=== Your instructions ===
Take all the material and copy it exactly.

=== Available data ===
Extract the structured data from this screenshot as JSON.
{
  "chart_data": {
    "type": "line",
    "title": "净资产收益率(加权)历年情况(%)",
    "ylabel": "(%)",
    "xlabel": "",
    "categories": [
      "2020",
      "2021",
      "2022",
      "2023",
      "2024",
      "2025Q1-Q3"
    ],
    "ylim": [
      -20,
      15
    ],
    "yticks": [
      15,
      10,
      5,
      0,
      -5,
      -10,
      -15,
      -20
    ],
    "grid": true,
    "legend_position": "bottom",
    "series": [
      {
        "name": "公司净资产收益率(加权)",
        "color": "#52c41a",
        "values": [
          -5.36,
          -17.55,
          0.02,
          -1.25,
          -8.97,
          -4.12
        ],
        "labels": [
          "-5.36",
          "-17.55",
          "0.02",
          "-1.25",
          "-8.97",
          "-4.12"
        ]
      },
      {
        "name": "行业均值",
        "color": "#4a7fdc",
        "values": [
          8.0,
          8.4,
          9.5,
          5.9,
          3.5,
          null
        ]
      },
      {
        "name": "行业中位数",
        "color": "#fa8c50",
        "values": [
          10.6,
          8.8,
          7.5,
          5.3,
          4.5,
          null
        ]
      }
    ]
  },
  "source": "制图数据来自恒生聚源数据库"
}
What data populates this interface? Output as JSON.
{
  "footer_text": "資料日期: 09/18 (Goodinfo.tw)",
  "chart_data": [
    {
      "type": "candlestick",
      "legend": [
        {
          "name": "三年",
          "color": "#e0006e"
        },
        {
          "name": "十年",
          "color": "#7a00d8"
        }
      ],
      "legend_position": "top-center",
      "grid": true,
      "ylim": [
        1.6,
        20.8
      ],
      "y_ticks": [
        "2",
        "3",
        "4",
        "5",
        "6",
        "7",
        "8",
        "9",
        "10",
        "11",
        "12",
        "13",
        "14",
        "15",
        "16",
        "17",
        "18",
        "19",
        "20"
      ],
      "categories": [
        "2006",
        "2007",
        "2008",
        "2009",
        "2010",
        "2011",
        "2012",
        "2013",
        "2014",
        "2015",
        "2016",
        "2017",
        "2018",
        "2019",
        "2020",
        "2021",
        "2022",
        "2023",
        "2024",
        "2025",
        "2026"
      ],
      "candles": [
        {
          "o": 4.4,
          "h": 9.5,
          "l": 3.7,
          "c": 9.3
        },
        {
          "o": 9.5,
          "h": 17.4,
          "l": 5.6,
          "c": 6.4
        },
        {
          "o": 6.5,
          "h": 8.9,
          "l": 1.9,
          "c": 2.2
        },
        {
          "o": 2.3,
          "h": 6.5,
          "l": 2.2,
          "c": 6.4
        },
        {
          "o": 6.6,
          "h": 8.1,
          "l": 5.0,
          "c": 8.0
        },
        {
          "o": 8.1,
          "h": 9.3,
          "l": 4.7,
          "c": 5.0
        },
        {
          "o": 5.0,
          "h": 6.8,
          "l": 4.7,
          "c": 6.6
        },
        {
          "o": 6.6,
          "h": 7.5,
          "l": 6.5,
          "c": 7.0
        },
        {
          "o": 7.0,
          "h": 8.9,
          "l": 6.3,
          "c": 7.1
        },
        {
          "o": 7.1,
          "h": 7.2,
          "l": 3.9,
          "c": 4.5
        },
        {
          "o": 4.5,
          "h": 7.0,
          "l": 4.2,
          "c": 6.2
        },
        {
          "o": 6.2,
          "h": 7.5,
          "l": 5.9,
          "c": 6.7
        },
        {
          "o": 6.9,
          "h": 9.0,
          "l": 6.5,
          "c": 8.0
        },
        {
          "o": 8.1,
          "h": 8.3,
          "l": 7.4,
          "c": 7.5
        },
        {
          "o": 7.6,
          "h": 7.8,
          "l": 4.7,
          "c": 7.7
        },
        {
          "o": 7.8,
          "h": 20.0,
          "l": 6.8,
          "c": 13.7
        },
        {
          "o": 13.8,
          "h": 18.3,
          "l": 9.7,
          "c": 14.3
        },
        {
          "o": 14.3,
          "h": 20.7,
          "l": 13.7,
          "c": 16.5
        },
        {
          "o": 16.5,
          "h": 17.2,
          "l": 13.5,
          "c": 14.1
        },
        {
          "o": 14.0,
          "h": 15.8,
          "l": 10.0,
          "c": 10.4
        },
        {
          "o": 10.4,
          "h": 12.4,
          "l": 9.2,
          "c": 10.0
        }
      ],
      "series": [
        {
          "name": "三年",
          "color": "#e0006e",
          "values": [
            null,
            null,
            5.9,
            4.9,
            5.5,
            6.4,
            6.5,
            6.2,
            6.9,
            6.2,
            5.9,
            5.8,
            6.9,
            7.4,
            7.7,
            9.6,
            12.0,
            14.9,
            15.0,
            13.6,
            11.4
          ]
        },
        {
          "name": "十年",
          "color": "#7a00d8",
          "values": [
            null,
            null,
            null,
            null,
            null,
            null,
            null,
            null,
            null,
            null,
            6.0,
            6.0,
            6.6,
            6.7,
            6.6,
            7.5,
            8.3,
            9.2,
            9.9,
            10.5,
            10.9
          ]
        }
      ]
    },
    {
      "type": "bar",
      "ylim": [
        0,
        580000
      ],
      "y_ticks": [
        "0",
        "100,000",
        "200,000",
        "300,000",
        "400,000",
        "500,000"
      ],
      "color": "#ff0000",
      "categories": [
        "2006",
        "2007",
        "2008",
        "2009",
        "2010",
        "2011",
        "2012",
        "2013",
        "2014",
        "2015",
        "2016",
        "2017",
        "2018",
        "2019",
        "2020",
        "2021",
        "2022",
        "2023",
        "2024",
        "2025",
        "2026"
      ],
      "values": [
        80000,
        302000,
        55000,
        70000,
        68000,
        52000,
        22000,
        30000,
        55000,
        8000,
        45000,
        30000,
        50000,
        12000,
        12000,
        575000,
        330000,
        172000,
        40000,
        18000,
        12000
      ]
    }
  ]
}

=== Expected answer ===
Extract the structured data from this screenshot as JSON.
{
  "chart_data": {
    "type": "line",
    "title": "净资产收益率(加权)历年情况(%)",
    "ylabel": "(%)",
    "xlabel": "",
    "categories": [
      "2020",
      "2021",
      "2022",
      "2023",
      "2024",
      "2025Q1-Q3"
    ],
    "ylim": [
      -20,
      15
    ],
    "yticks": [
      15,
      10,
      5,
      0,
      -5,
      -10,
      -15,
      -20
    ],
    "grid": true,
    "legend_position": "bottom",
    "series": [
      {
        "name": "公司净资产收益率(加权)",
        "color": "#52c41a",
        "values": [
          -5.36,
          -17.55,
          0.02,
          -1.25,
          -8.97,
          -4.12
        ],
        "labels": [
          "-5.36",
          "-17.55",
          "0.02",
          "-1.25",
          "-8.97",
          "-4.12"
        ]
      },
      {
        "name": "行业均值",
        "color": "#4a7fdc",
        "values": [
          8.0,
          8.4,
          9.5,
          5.9,
          3.5,
          null
        ]
      },
      {
        "name": "行业中位数",
        "color": "#fa8c50",
        "values": [
          10.6,
          8.8,
          7.5,
          5.3,
          4.5,
          null
        ]
      }
    ]
  },
  "source": "制图数据来自恒生聚源数据库"
}
What data populates this interface? Output as JSON.
{
  "footer_text": "資料日期: 09/18 (Goodinfo.tw)",
  "chart_data": [
    {
      "type": "candlestick",
      "legend": [
        {
          "name": "三年",
          "color": "#e0006e"
        },
        {
          "name": "十年",
          "color": "#7a00d8"
        }
      ],
      "legend_position": "top-center",
      "grid": true,
      "ylim": [
        1.6,
        20.8
      ],
      "y_ticks": [
        "2",
        "3",
        "4",
        "5",
        "6",
        "7",
        "8",
        "9",
        "10",
        "11",
        "12",
        "13",
        "14",
        "15",
        "16",
        "17",
        "18",
        "19",
        "20"
      ],
      "categories": [
        "2006",
        "2007",
        "2008",
        "2009",
        "2010",
        "2011",
        "2012",
        "2013",
        "2014",
        "2015",
        "2016",
        "2017",
        "2018",
        "2019",
        "2020",
        "2021",
        "2022",
        "2023",
        "2024",
        "2025",
        "2026"
      ],
      "candles": [
        {
          "o": 4.4,
          "h": 9.5,
          "l": 3.7,
          "c": 9.3
        },
        {
          "o": 9.5,
          "h": 17.4,
          "l": 5.6,
          "c": 6.4
        },
        {
          "o": 6.5,
          "h": 8.9,
          "l": 1.9,
          "c": 2.2
        },
        {
          "o": 2.3,
          "h": 6.5,
          "l": 2.2,
          "c": 6.4
        },
        {
          "o": 6.6,
          "h": 8.1,
          "l": 5.0,
          "c": 8.0
        },
        {
          "o": 8.1,
          "h": 9.3,
          "l": 4.7,
          "c": 5.0
        },
        {
          "o": 5.0,
          "h": 6.8,
          "l": 4.7,
          "c": 6.6
        },
        {
          "o": 6.6,
          "h": 7.5,
          "l": 6.5,
          "c": 7.0
        },
        {
          "o": 7.0,
          "h": 8.9,
          "l": 6.3,
          "c": 7.1
        },
        {
          "o": 7.1,
          "h": 7.2,
          "l": 3.9,
          "c": 4.5
        },
        {
          "o": 4.5,
          "h": 7.0,
          "l": 4.2,
          "c": 6.2
        },
        {
          "o": 6.2,
          "h": 7.5,
          "l": 5.9,
          "c": 6.7
        },
        {
          "o": 6.9,
          "h": 9.0,
          "l": 6.5,
          "c": 8.0
        },
        {
          "o": 8.1,
          "h": 8.3,
          "l": 7.4,
          "c": 7.5
        },
        {
          "o": 7.6,
          "h": 7.8,
          "l": 4.7,
          "c": 7.7
        },
        {
          "o": 7.8,
          "h": 20.0,
          "l": 6.8,
          "c": 13.7
        },
        {
          "o": 13.8,
          "h": 18.3,
          "l": 9.7,
          "c": 14.3
        },
        {
          "o": 14.3,
          "h": 20.7,
          "l": 13.7,
          "c": 16.5
        },
        {
          "o": 16.5,
          "h": 17.2,
          "l": 13.5,
          "c": 14.1
        },
        {
          "o": 14.0,
          "h": 15.8,
          "l": 10.0,
          "c": 10.4
        },
        {
          "o": 10.4,
          "h": 12.4,
          "l": 9.2,
          "c": 10.0
        }
      ],
      "series": [
        {
          "name": "三年",
          "color": "#e0006e",
          "values": [
            null,
            null,
            5.9,
            4.9,
            5.5,
            6.4,
            6.5,
            6.2,
            6.9,
            6.2,
            5.9,
            5.8,
            6.9,
            7.4,
            7.7,
            9.6,
            12.0,
            14.9,
            15.0,
            13.6,
            11.4
          ]
        },
        {
          "name": "十年",
          "color": "#7a00d8",
          "values": [
            null,
            null,
            null,
            null,
            null,
            null,
            null,
            null,
            null,
            null,
            6.0,
            6.0,
            6.6,
            6.7,
            6.6,
            7.5,
            8.3,
            9.2,
            9.9,
            10.5,
            10.9
          ]
        }
      ]
    },
    {
      "type": "bar",
      "ylim": [
        0,
        580000
      ],
      "y_ticks": [
        "0",
        "100,000",
        "200,000",
        "300,000",
        "400,000",
        "500,000"
      ],
      "color": "#ff0000",
      "categories": [
        "2006",
        "2007",
        "2008",
        "2009",
        "2010",
        "2011",
        "2012",
        "2013",
        "2014",
        "2015",
        "2016",
        "2017",
        "2018",
        "2019",
        "2020",
        "2021",
        "2022",
        "2023",
        "2024",
        "2025",
        "2026"
      ],
      "values": [
        80000,
        302000,
        55000,
        70000,
        68000,
        52000,
        22000,
        30000,
        55000,
        8000,
        45000,
        30000,
        50000,
        12000,
        12000,
        575000,
        330000,
        172000,
        40000,
        18000,
        12000
      ]
    }
  ]
}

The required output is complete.